→ **What you have to do**
Reproduce all of the records exactly.

→ **Materials provided**
※
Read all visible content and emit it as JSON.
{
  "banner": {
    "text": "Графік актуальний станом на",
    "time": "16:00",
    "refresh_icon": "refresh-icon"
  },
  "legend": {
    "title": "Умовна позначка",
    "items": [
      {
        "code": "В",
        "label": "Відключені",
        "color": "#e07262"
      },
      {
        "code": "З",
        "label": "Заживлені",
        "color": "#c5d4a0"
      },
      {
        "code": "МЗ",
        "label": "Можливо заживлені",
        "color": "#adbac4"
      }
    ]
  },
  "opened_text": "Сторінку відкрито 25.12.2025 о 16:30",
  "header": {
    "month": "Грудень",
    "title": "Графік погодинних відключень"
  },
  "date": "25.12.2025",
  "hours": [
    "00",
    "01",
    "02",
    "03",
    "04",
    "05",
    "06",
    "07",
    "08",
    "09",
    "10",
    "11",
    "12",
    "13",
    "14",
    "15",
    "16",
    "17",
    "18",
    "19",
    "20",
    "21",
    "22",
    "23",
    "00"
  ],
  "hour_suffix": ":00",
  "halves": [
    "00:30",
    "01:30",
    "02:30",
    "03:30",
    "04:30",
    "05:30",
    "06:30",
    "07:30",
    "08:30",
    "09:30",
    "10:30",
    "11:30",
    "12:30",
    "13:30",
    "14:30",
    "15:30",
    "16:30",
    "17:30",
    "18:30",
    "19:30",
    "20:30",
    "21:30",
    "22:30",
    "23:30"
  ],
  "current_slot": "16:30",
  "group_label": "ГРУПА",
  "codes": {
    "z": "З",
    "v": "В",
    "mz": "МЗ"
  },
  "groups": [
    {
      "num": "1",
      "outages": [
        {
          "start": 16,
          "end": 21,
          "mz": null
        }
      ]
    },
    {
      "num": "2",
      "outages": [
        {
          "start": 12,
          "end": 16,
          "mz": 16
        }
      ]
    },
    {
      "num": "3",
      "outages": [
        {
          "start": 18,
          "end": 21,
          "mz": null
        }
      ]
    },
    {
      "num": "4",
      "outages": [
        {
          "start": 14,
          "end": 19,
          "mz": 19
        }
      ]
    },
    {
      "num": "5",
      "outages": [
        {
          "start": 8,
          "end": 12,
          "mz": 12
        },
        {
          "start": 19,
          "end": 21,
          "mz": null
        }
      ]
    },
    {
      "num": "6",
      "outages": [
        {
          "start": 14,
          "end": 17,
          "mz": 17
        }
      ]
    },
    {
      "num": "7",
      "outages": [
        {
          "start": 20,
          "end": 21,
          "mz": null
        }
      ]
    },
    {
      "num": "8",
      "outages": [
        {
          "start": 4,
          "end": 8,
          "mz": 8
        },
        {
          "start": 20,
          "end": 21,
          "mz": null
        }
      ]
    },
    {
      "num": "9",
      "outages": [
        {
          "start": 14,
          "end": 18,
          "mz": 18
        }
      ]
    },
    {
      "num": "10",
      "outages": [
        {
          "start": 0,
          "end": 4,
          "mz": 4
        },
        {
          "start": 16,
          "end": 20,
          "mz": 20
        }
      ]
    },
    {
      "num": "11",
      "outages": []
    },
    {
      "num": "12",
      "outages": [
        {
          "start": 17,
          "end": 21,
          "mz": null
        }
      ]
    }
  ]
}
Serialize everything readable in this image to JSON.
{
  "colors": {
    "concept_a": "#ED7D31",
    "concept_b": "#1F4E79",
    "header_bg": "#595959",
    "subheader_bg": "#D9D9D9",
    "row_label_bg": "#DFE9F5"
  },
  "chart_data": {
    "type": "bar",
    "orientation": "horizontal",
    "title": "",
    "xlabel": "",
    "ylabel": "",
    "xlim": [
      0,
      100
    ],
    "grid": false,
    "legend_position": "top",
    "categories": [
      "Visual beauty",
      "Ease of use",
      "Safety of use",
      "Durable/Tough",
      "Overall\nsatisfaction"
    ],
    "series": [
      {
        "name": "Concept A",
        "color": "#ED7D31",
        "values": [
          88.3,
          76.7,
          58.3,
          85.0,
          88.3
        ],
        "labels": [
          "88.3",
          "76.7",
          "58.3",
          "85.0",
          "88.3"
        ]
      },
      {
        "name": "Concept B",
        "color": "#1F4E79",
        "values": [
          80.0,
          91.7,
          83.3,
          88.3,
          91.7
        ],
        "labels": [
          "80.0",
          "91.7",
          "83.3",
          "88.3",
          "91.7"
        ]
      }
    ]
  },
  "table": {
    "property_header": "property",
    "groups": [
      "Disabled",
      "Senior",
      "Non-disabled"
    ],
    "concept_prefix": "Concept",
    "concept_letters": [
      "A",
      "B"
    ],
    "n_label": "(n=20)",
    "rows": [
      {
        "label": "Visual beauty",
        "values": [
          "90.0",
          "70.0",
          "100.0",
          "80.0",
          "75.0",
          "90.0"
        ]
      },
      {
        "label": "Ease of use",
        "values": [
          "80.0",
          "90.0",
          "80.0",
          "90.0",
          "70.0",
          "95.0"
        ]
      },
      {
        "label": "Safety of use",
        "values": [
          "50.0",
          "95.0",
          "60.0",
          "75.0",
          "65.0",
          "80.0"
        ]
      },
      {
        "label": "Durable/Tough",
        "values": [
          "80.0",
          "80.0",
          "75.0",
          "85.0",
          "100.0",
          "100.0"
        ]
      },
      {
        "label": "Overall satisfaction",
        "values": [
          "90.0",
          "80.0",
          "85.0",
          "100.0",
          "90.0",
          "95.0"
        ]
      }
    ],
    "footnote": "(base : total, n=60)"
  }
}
※
→ **Result of the exercise**
Read all visible content and emit it as JSON.
{
  "banner": {
    "text": "Графік актуальний станом на",
    "time": "16:00",
    "refresh_icon": "refresh-icon"
  },
  "legend": {
    "title": "Умовна позначка",
    "items": [
      {
        "code": "В",
        "label": "Відключені",
        "color": "#e07262"
      },
      {
        "code": "З",
        "label": "Заживлені",
        "color": "#c5d4a0"
      },
      {
        "code": "МЗ",
        "label": "Можливо заживлені",
        "color": "#adbac4"
      }
    ]
  },
  "opened_text": "Сторінку відкрито 25.12.2025 о 16:30",
  "header": {
    "month": "Грудень",
    "title": "Графік погодинних відключень"
  },
  "date": "25.12.2025",
  "hours": [
    "00",
    "01",
    "02",
    "03",
    "04",
    "05",
    "06",
    "07",
    "08",
    "09",
    "10",
    "11",
    "12",
    "13",
    "14",
    "15",
    "16",
    "17",
    "18",
    "19",
    "20",
    "21",
    "22",
    "23",
    "00"
  ],
  "hour_suffix": ":00",
  "halves": [
    "00:30",
    "01:30",
    "02:30",
    "03:30",
    "04:30",
    "05:30",
    "06:30",
    "07:30",
    "08:30",
    "09:30",
    "10:30",
    "11:30",
    "12:30",
    "13:30",
    "14:30",
    "15:30",
    "16:30",
    "17:30",
    "18:30",
    "19:30",
    "20:30",
    "21:30",
    "22:30",
    "23:30"
  ],
  "current_slot": "16:30",
  "group_label": "ГРУПА",
  "codes": {
    "z": "З",
    "v": "В",
    "mz": "МЗ"
  },
  "groups": [
    {
      "num": "1",
      "outages": [
        {
          "start": 16,
          "end": 21,
          "mz": null
        }
      ]
    },
    {
      "num": "2",
      "outages": [
        {
          "start": 12,
          "end": 16,
          "mz": 16
        }
      ]
    },
    {
      "num": "3",
      "outages": [
        {
          "start": 18,
          "end": 21,
          "mz": null
        }
      ]
    },
    {
      "num": "4",
      "outages": [
        {
          "start": 14,
          "end": 19,
          "mz": 19
        }
      ]
    },
    {
      "num": "5",
      "outages": [
        {
          "start": 8,
          "end": 12,
          "mz": 12
        },
        {
          "start": 19,
          "end": 21,
          "mz": null
        }
      ]
    },
    {
      "num": "6",
      "outages": [
        {
          "start": 14,
          "end": 17,
          "mz": 17
        }
      ]
    },
    {
      "num": "7",
      "outages": [
        {
          "start": 20,
          "end": 21,
          "mz": null
        }
      ]
    },
    {
      "num": "8",
      "outages": [
        {
          "start": 4,
          "end": 8,
          "mz": 8
        },
        {
          "start": 20,
          "end": 21,
          "mz": null
        }
      ]
    },
    {
      "num": "9",
      "outages": [
        {
          "start": 14,
          "end": 18,
          "mz": 18
        }
      ]
    },
    {
      "num": "10",
      "outages": [
        {
          "start": 0,
          "end": 4,
          "mz": 4
        },
        {
          "start": 16,
          "end": 20,
          "mz": 20
        }
      ]
    },
    {
      "num": "11",
      "outages": []
    },
    {
      "num": "12",
      "outages": [
        {
          "start": 17,
          "end": 21,
          "mz": null
        }
      ]
    }
  ]
}
Serialize everything readable in this image to JSON.
{
  "colors": {
    "concept_a": "#ED7D31",
    "concept_b": "#1F4E79",
    "header_bg": "#595959",
    "subheader_bg": "#D9D9D9",
    "row_label_bg": "#DFE9F5"
  },
  "chart_data": {
    "type": "bar",
    "orientation": "horizontal",
    "title": "",
    "xlabel": "",
    "ylabel": "",
    "xlim": [
      0,
      100
    ],
    "grid": false,
    "legend_position": "top",
    "categories": [
      "Visual beauty",
      "Ease of use",
      "Safety of use",
      "Durable/Tough",
      "Overall\nsatisfaction"
    ],
    "series": [
      {
        "name": "Concept A",
        "color": "#ED7D31",
        "values": [
          88.3,
          76.7,
          58.3,
          85.0,
          88.3
        ],
        "labels": [
          "88.3",
          "76.7",
          "58.3",
          "85.0",
          "88.3"
        ]
      },
      {
        "name": "Concept B",
        "color": "#1F4E79",
        "values": [
          80.0,
          91.7,
          83.3,
          88.3,
          91.7
        ],
        "labels": [
          "80.0",
          "91.7",
          "83.3",
          "88.3",
          "91.7"
        ]
      }
    ]
  },
  "table": {
    "property_header": "property",
    "groups": [
      "Disabled",
      "Senior",
      "Non-disabled"
    ],
    "concept_prefix": "Concept",
    "concept_letters": [
      "A",
      "B"
    ],
    "n_label": "(n=20)",
    "rows": [
      {
        "label": "Visual beauty",
        "values": [
          "90.0",
          "70.0",
          "100.0",
          "80.0",
          "75.0",
          "90.0"
        ]
      },
      {
        "label": "Ease of use",
        "values": [
          "80.0",
          "90.0",
          "80.0",
          "90.0",
          "70.0",
          "95.0"
        ]
      },
      {
        "label": "Safety of use",
        "values": [
          "50.0",
          "95.0",
          "60.0",
          "75.0",
          "65.0",
          "80.0"
        ]
      },
      {
        "label": "Durable/Tough",
        "values": [
          "80.0",
          "80.0",
          "75.0",
          "85.0",
          "100.0",
          "100.0"
        ]
      },
      {
        "label": "Overall satisfaction",
        "values": [
          "90.0",
          "80.0",
          "85.0",
          "100.0",
          "90.0",
          "95.0"
        ]
      }
    ],
    "footnote": "(base : total, n=60)"
  }
}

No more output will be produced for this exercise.